* _Dataset rows_:
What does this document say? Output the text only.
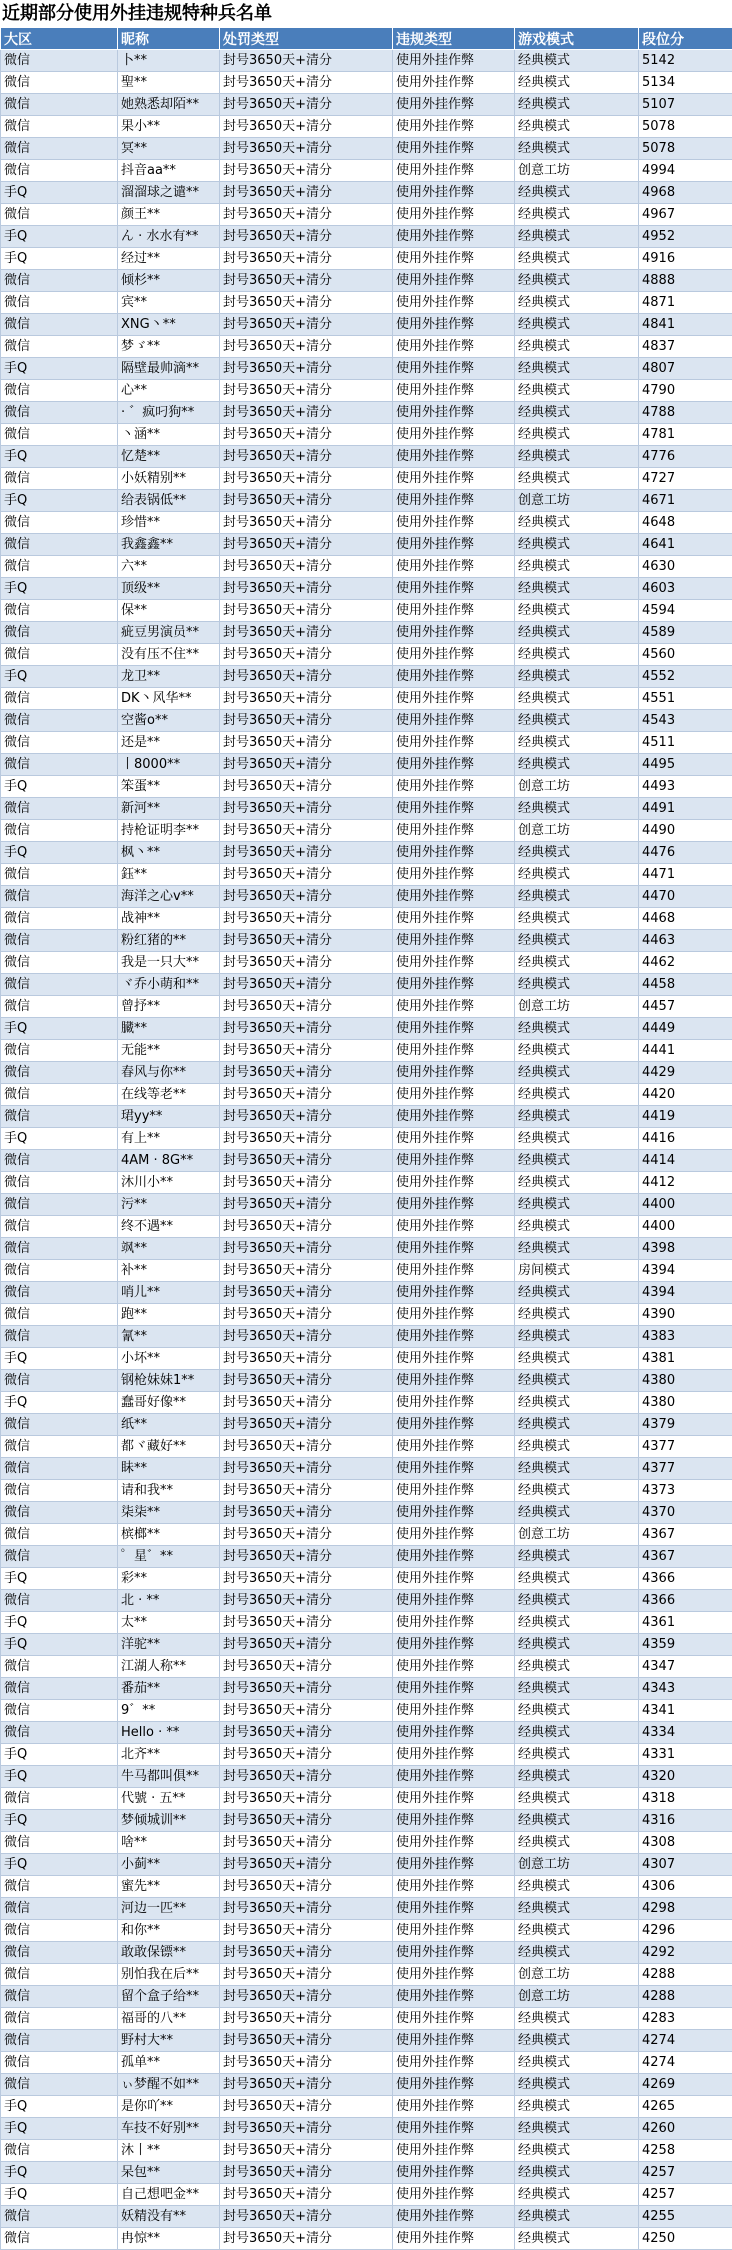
近期部分使用外挂违规特种兵名单
大区	昵称	处罚类型	违规类型	游戏模式	段位分
微信	卜**	封号3650天+清分	使用外挂作弊	经典模式	5142
微信	聖**	封号3650天+清分	使用外挂作弊	经典模式	5134
微信	她熟悉却陌**	封号3650天+清分	使用外挂作弊	经典模式	5107
微信	果小**	封号3650天+清分	使用外挂作弊	经典模式	5078
微信	冥**	封号3650天+清分	使用外挂作弊	经典模式	5078
微信	抖音aa**	封号3650天+清分	使用外挂作弊	创意工坊	4994
手Q	溜溜球之谴**	封号3650天+清分	使用外挂作弊	经典模式	4968
微信	颜王**	封号3650天+清分	使用外挂作弊	经典模式	4967
手Q	ん · 水水有**	封号3650天+清分	使用外挂作弊	经典模式	4952
手Q	经过**	封号3650天+清分	使用外挂作弊	经典模式	4916
微信	倾杉**	封号3650天+清分	使用外挂作弊	经典模式	4888
微信	宾**	封号3650天+清分	使用外挂作弊	经典模式	4871
微信	XNG丶**	封号3650天+清分	使用外挂作弊	经典模式	4841
微信	梦ゞ**	封号3650天+清分	使用外挂作弊	经典模式	4837
手Q	隔壁最帅滴**	封号3650天+清分	使用外挂作弊	经典模式	4807
微信	心**	封号3650天+清分	使用外挂作弊	经典模式	4790
微信	· ゛疯叼狗**	封号3650天+清分	使用外挂作弊	经典模式	4788
微信	丶涵**	封号3650天+清分	使用外挂作弊	经典模式	4781
手Q	忆楚**	封号3650天+清分	使用外挂作弊	经典模式	4776
微信	小妖精别**	封号3650天+清分	使用外挂作弊	经典模式	4727
手Q	给表锅低**	封号3650天+清分	使用外挂作弊	创意工坊	4671
微信	珍惜**	封号3650天+清分	使用外挂作弊	经典模式	4648
微信	我鑫鑫**	封号3650天+清分	使用外挂作弊	经典模式	4641
微信	六**	封号3650天+清分	使用外挂作弊	经典模式	4630
手Q	顶级**	封号3650天+清分	使用外挂作弊	经典模式	4603
微信	保**	封号3650天+清分	使用外挂作弊	经典模式	4594
微信	疵豆男演员**	封号3650天+清分	使用外挂作弊	经典模式	4589
微信	没有压不住**	封号3650天+清分	使用外挂作弊	经典模式	4560
手Q	龙卫**	封号3650天+清分	使用外挂作弊	经典模式	4552
微信	DK丶风华**	封号3650天+清分	使用外挂作弊	经典模式	4551
微信	空酱o**	封号3650天+清分	使用外挂作弊	经典模式	4543
微信	还是**	封号3650天+清分	使用外挂作弊	经典模式	4511
微信	丨8000**	封号3650天+清分	使用外挂作弊	经典模式	4495
手Q	笨蛋**	封号3650天+清分	使用外挂作弊	创意工坊	4493
微信	新河**	封号3650天+清分	使用外挂作弊	经典模式	4491
微信	持枪证明李**	封号3650天+清分	使用外挂作弊	创意工坊	4490
手Q	枫丶**	封号3650天+清分	使用外挂作弊	经典模式	4476
微信	鈺**	封号3650天+清分	使用外挂作弊	经典模式	4471
微信	海洋之心v**	封号3650天+清分	使用外挂作弊	经典模式	4470
微信	战神**	封号3650天+清分	使用外挂作弊	经典模式	4468
微信	粉红猪的**	封号3650天+清分	使用外挂作弊	经典模式	4463
微信	我是一只大**	封号3650天+清分	使用外挂作弊	经典模式	4462
微信	ヾ乔小萌和**	封号3650天+清分	使用外挂作弊	经典模式	4458
微信	曾抒**	封号3650天+清分	使用外挂作弊	创意工坊	4457
手Q	臓**	封号3650天+清分	使用外挂作弊	经典模式	4449
微信	无能**	封号3650天+清分	使用外挂作弊	经典模式	4441
微信	春风与你**	封号3650天+清分	使用外挂作弊	经典模式	4429
微信	在线等老**	封号3650天+清分	使用外挂作弊	经典模式	4420
微信	珺yy**	封号3650天+清分	使用外挂作弊	经典模式	4419
手Q	有上**	封号3650天+清分	使用外挂作弊	经典模式	4416
微信	4AM · 8G**	封号3650天+清分	使用外挂作弊	经典模式	4414
微信	沐川小**	封号3650天+清分	使用外挂作弊	经典模式	4412
微信	污**	封号3650天+清分	使用外挂作弊	经典模式	4400
微信	终不遇**	封号3650天+清分	使用外挂作弊	经典模式	4400
微信	飒**	封号3650天+清分	使用外挂作弊	经典模式	4398
微信	补**	封号3650天+清分	使用外挂作弊	房间模式	4394
微信	哨儿**	封号3650天+清分	使用外挂作弊	经典模式	4394
微信	跑**	封号3650天+清分	使用外挂作弊	经典模式	4390
微信	氰**	封号3650天+清分	使用外挂作弊	经典模式	4383
手Q	小坏**	封号3650天+清分	使用外挂作弊	经典模式	4381
微信	钢枪妹妹1**	封号3650天+清分	使用外挂作弊	经典模式	4380
手Q	蠢哥好像**	封号3650天+清分	使用外挂作弊	经典模式	4380
微信	纸**	封号3650天+清分	使用外挂作弊	经典模式	4379
微信	都ヾ藏好**	封号3650天+清分	使用外挂作弊	经典模式	4377
微信	眛**	封号3650天+清分	使用外挂作弊	经典模式	4377
微信	请和我**	封号3650天+清分	使用外挂作弊	经典模式	4373
微信	柒柒**	封号3650天+清分	使用外挂作弊	经典模式	4370
微信	槟榔**	封号3650天+清分	使用外挂作弊	创意工坊	4367
微信	゜星゛**	封号3650天+清分	使用外挂作弊	经典模式	4367
手Q	彩**	封号3650天+清分	使用外挂作弊	经典模式	4366
微信	北 · **	封号3650天+清分	使用外挂作弊	经典模式	4366
手Q	太**	封号3650天+清分	使用外挂作弊	经典模式	4361
手Q	洋驼**	封号3650天+清分	使用外挂作弊	经典模式	4359
微信	江湖人称**	封号3650天+清分	使用外挂作弊	经典模式	4347
微信	番茄**	封号3650天+清分	使用外挂作弊	经典模式	4343
微信	9゛**	封号3650天+清分	使用外挂作弊	经典模式	4341
微信	Hello · **	封号3650天+清分	使用外挂作弊	经典模式	4334
手Q	北齐**	封号3650天+清分	使用外挂作弊	经典模式	4331
手Q	牛马都叫俱**	封号3650天+清分	使用外挂作弊	经典模式	4320
微信	代號 · 五**	封号3650天+清分	使用外挂作弊	经典模式	4318
手Q	梦倾城训**	封号3650天+清分	使用外挂作弊	经典模式	4316
微信	啥**	封号3650天+清分	使用外挂作弊	经典模式	4308
手Q	小蓟**	封号3650天+清分	使用外挂作弊	创意工坊	4307
微信	蜜先**	封号3650天+清分	使用外挂作弊	经典模式	4306
微信	河边一匹**	封号3650天+清分	使用外挂作弊	经典模式	4298
微信	和你**	封号3650天+清分	使用外挂作弊	经典模式	4296
微信	敢敢保镖**	封号3650天+清分	使用外挂作弊	经典模式	4292
微信	别怕我在后**	封号3650天+清分	使用外挂作弊	创意工坊	4288
微信	留个盒子给**	封号3650天+清分	使用外挂作弊	创意工坊	4288
微信	福哥的八**	封号3650天+清分	使用外挂作弊	经典模式	4283
微信	野村大**	封号3650天+清分	使用外挂作弊	经典模式	4274
微信	孤单**	封号3650天+清分	使用外挂作弊	经典模式	4274
微信	ぃ梦醒不如**	封号3650天+清分	使用外挂作弊	经典模式	4269
手Q	是你吖**	封号3650天+清分	使用外挂作弊	经典模式	4265
手Q	车技不好别**	封号3650天+清分	使用外挂作弊	经典模式	4260
微信	沐丨**	封号3650天+清分	使用外挂作弊	经典模式	4258
手Q	呆包**	封号3650天+清分	使用外挂作弊	经典模式	4257
手Q	自己想吧金**	封号3650天+清分	使用外挂作弊	经典模式	4257
微信	妖精没有**	封号3650天+清分	使用外挂作弊	经典模式	4255
微信	冉惊**	封号3650天+清分	使用外挂作弊	经典模式	4250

* _Prompt_: In the entries above, find every line holding the word "创意工坊" and copy it out.

* _Task response_:
微信	抖音aa**	封号3650天+清分	使用外挂作弊	创意工坊	4994
手Q	给表锅低**	封号3650天+清分	使用外挂作弊	创意工坊	4671
手Q	笨蛋**	封号3650天+清分	使用外挂作弊	创意工坊	4493
微信	持枪证明李**	封号3650天+清分	使用外挂作弊	创意工坊	4490
微信	曾抒**	封号3650天+清分	使用外挂作弊	创意工坊	4457
微信	槟榔**	封号3650天+清分	使用外挂作弊	创意工坊	4367
手Q	小蓟**	封号3650天+清分	使用外挂作弊	创意工坊	4307
微信	别怕我在后**	封号3650天+清分	使用外挂作弊	创意工坊	4288
微信	留个盒子给**	封号3650天+清分	使用外挂作弊	创意工坊	4288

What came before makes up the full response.